§ **What you should do**: Write out all of the records precisely. Skip anything that is a picture.
________________________
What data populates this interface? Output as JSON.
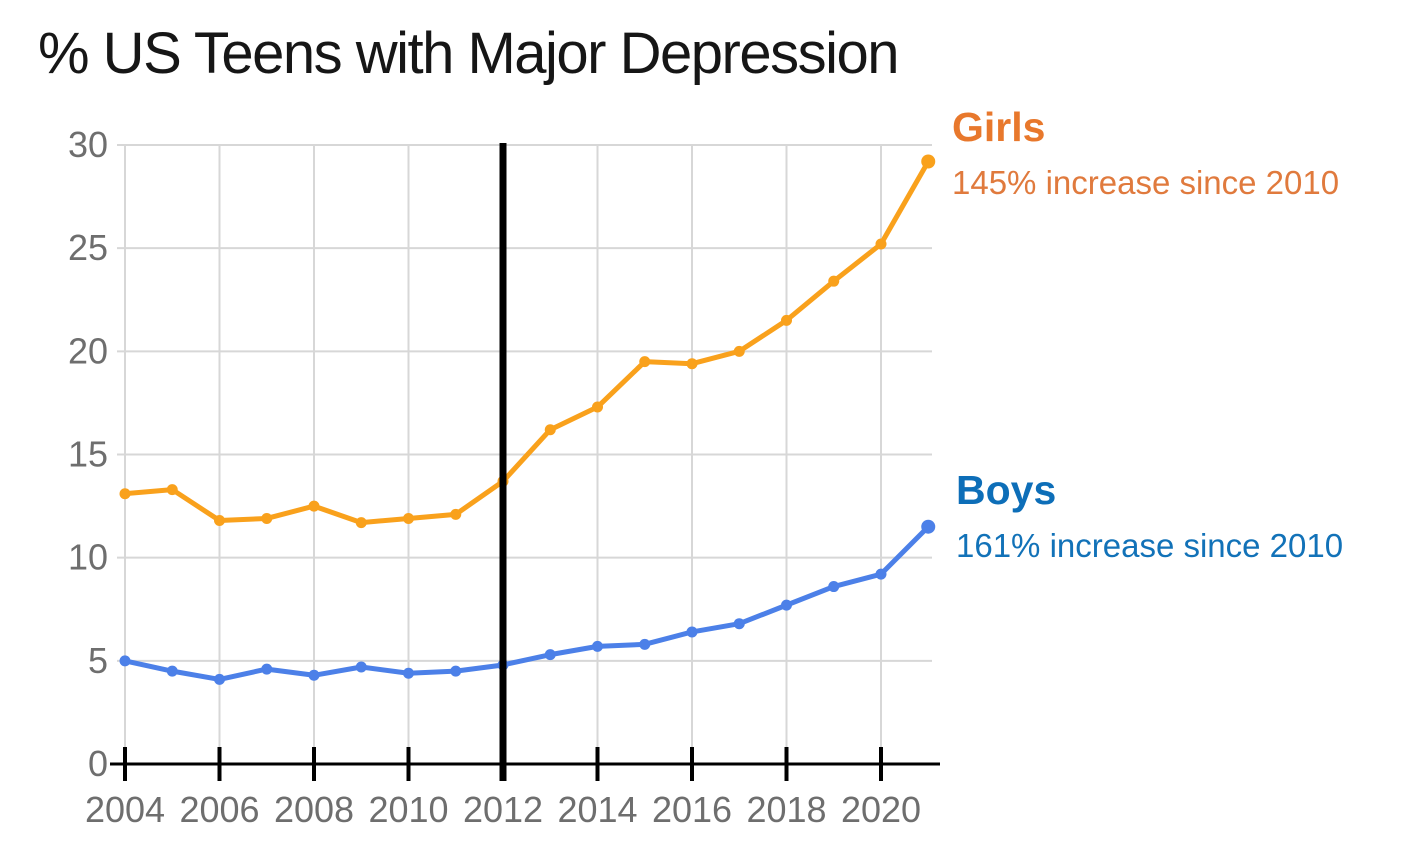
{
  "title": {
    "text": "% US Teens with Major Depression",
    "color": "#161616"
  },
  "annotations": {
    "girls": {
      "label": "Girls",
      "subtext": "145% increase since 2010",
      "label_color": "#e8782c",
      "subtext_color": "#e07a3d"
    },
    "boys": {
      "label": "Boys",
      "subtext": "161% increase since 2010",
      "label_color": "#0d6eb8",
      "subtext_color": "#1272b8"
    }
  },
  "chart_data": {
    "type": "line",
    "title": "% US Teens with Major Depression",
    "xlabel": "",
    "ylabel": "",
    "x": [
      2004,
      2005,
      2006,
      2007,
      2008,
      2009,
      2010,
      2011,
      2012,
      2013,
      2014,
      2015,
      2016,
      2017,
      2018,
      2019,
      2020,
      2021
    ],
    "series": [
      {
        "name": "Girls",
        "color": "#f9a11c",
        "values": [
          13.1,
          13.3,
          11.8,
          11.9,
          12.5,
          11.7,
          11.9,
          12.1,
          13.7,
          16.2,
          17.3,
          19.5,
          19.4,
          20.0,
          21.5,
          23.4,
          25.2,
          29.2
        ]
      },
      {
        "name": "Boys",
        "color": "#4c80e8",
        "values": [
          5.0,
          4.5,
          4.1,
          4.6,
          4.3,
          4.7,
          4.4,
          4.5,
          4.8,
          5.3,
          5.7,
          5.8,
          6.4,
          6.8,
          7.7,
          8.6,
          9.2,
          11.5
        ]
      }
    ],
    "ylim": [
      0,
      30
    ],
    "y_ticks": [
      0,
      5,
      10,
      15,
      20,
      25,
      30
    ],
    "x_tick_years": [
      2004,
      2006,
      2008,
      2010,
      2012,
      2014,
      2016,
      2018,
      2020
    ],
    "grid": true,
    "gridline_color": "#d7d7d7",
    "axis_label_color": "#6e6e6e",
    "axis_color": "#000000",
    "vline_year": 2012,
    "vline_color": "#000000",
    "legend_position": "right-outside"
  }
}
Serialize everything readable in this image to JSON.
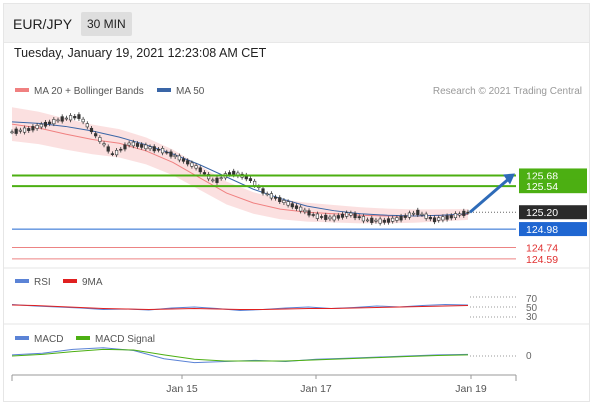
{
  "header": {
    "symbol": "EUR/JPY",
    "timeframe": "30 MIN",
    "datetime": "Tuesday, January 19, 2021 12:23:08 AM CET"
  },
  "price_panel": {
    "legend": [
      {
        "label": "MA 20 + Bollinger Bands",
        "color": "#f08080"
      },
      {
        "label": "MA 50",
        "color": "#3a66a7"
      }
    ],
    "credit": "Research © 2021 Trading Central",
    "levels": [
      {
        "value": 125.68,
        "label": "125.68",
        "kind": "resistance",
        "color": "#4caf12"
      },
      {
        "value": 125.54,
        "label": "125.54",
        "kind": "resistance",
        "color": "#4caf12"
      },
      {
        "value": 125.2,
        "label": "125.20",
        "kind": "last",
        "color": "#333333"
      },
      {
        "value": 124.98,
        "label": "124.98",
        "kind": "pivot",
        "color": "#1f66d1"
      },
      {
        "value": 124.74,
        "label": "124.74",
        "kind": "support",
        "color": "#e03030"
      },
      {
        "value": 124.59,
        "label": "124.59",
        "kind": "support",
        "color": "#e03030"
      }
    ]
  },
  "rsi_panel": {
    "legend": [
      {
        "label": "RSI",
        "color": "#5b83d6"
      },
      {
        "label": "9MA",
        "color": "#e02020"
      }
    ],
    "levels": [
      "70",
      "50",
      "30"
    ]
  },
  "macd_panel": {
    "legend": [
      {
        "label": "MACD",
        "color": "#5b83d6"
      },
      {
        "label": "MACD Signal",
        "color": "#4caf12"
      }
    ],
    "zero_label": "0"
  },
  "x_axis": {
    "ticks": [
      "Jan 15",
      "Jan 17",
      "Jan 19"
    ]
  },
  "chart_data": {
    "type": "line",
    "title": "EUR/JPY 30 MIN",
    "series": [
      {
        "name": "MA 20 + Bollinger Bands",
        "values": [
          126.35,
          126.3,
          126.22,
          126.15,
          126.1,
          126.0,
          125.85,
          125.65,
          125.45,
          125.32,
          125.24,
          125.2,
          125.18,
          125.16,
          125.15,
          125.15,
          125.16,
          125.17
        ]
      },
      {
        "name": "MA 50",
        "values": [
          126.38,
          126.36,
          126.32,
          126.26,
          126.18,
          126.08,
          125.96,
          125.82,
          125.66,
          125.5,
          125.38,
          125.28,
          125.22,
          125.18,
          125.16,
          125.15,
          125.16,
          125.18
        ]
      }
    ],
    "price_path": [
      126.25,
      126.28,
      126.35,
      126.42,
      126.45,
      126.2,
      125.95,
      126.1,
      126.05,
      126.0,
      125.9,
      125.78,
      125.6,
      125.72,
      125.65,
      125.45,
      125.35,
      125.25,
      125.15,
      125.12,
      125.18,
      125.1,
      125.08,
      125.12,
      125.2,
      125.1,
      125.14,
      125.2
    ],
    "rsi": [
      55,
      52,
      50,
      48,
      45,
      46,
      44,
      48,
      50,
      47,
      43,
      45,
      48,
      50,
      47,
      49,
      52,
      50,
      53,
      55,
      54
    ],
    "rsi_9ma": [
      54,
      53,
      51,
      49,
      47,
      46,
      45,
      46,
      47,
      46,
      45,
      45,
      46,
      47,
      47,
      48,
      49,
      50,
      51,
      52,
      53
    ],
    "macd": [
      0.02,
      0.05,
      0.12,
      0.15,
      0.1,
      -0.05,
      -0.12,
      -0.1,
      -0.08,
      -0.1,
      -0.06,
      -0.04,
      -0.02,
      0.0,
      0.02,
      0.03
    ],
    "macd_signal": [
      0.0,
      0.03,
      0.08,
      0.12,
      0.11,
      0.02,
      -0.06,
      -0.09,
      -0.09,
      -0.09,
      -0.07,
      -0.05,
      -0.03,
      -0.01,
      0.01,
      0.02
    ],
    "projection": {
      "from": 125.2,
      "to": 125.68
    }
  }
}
________________________
§ **Written solution**:
What data populates this interface? Output as JSON.
{
  "title": {
    "text": "% US Teens with Major Depression",
    "color": "#161616"
  },
  "annotations": {
    "girls": {
      "label": "Girls",
      "subtext": "145% increase since 2010",
      "label_color": "#e8782c",
      "subtext_color": "#e07a3d"
    },
    "boys": {
      "label": "Boys",
      "subtext": "161% increase since 2010",
      "label_color": "#0d6eb8",
      "subtext_color": "#1272b8"
    }
  },
  "chart_data": {
    "type": "line",
    "title": "% US Teens with Major Depression",
    "xlabel": "",
    "ylabel": "",
    "x": [
      2004,
      2005,
      2006,
      2007,
      2008,
      2009,
      2010,
      2011,
      2012,
      2013,
      2014,
      2015,
      2016,
      2017,
      2018,
      2019,
      2020,
      2021
    ],
    "series": [
      {
        "name": "Girls",
        "color": "#f9a11c",
        "values": [
          13.1,
          13.3,
          11.8,
          11.9,
          12.5,
          11.7,
          11.9,
          12.1,
          13.7,
          16.2,
          17.3,
          19.5,
          19.4,
          20.0,
          21.5,
          23.4,
          25.2,
          29.2
        ]
      },
      {
        "name": "Boys",
        "color": "#4c80e8",
        "values": [
          5.0,
          4.5,
          4.1,
          4.6,
          4.3,
          4.7,
          4.4,
          4.5,
          4.8,
          5.3,
          5.7,
          5.8,
          6.4,
          6.8,
          7.7,
          8.6,
          9.2,
          11.5
        ]
      }
    ],
    "ylim": [
      0,
      30
    ],
    "y_ticks": [
      0,
      5,
      10,
      15,
      20,
      25,
      30
    ],
    "x_tick_years": [
      2004,
      2006,
      2008,
      2010,
      2012,
      2014,
      2016,
      2018,
      2020
    ],
    "grid": true,
    "gridline_color": "#d7d7d7",
    "axis_label_color": "#6e6e6e",
    "axis_color": "#000000",
    "vline_year": 2012,
    "vline_color": "#000000",
    "legend_position": "right-outside"
  }
}
Serialize everything readable in this image to JSON.
{
  "header": {
    "symbol": "EUR/JPY",
    "timeframe": "30 MIN",
    "datetime": "Tuesday, January 19, 2021 12:23:08 AM CET"
  },
  "price_panel": {
    "legend": [
      {
        "label": "MA 20 + Bollinger Bands",
        "color": "#f08080"
      },
      {
        "label": "MA 50",
        "color": "#3a66a7"
      }
    ],
    "credit": "Research © 2021 Trading Central",
    "levels": [
      {
        "value": 125.68,
        "label": "125.68",
        "kind": "resistance",
        "color": "#4caf12"
      },
      {
        "value": 125.54,
        "label": "125.54",
        "kind": "resistance",
        "color": "#4caf12"
      },
      {
        "value": 125.2,
        "label": "125.20",
        "kind": "last",
        "color": "#333333"
      },
      {
        "value": 124.98,
        "label": "124.98",
        "kind": "pivot",
        "color": "#1f66d1"
      },
      {
        "value": 124.74,
        "label": "124.74",
        "kind": "support",
        "color": "#e03030"
      },
      {
        "value": 124.59,
        "label": "124.59",
        "kind": "support",
        "color": "#e03030"
      }
    ]
  },
  "rsi_panel": {
    "legend": [
      {
        "label": "RSI",
        "color": "#5b83d6"
      },
      {
        "label": "9MA",
        "color": "#e02020"
      }
    ],
    "levels": [
      "70",
      "50",
      "30"
    ]
  },
  "macd_panel": {
    "legend": [
      {
        "label": "MACD",
        "color": "#5b83d6"
      },
      {
        "label": "MACD Signal",
        "color": "#4caf12"
      }
    ],
    "zero_label": "0"
  },
  "x_axis": {
    "ticks": [
      "Jan 15",
      "Jan 17",
      "Jan 19"
    ]
  },
  "chart_data": {
    "type": "line",
    "title": "EUR/JPY 30 MIN",
    "series": [
      {
        "name": "MA 20 + Bollinger Bands",
        "values": [
          126.35,
          126.3,
          126.22,
          126.15,
          126.1,
          126.0,
          125.85,
          125.65,
          125.45,
          125.32,
          125.24,
          125.2,
          125.18,
          125.16,
          125.15,
          125.15,
          125.16,
          125.17
        ]
      },
      {
        "name": "MA 50",
        "values": [
          126.38,
          126.36,
          126.32,
          126.26,
          126.18,
          126.08,
          125.96,
          125.82,
          125.66,
          125.5,
          125.38,
          125.28,
          125.22,
          125.18,
          125.16,
          125.15,
          125.16,
          125.18
        ]
      }
    ],
    "price_path": [
      126.25,
      126.28,
      126.35,
      126.42,
      126.45,
      126.2,
      125.95,
      126.1,
      126.05,
      126.0,
      125.9,
      125.78,
      125.6,
      125.72,
      125.65,
      125.45,
      125.35,
      125.25,
      125.15,
      125.12,
      125.18,
      125.1,
      125.08,
      125.12,
      125.2,
      125.1,
      125.14,
      125.2
    ],
    "rsi": [
      55,
      52,
      50,
      48,
      45,
      46,
      44,
      48,
      50,
      47,
      43,
      45,
      48,
      50,
      47,
      49,
      52,
      50,
      53,
      55,
      54
    ],
    "rsi_9ma": [
      54,
      53,
      51,
      49,
      47,
      46,
      45,
      46,
      47,
      46,
      45,
      45,
      46,
      47,
      47,
      48,
      49,
      50,
      51,
      52,
      53
    ],
    "macd": [
      0.02,
      0.05,
      0.12,
      0.15,
      0.1,
      -0.05,
      -0.12,
      -0.1,
      -0.08,
      -0.1,
      -0.06,
      -0.04,
      -0.02,
      0.0,
      0.02,
      0.03
    ],
    "macd_signal": [
      0.0,
      0.03,
      0.08,
      0.12,
      0.11,
      0.02,
      -0.06,
      -0.09,
      -0.09,
      -0.09,
      -0.07,
      -0.05,
      -0.03,
      -0.01,
      0.01,
      0.02
    ],
    "projection": {
      "from": 125.2,
      "to": 125.68
    }
  }
}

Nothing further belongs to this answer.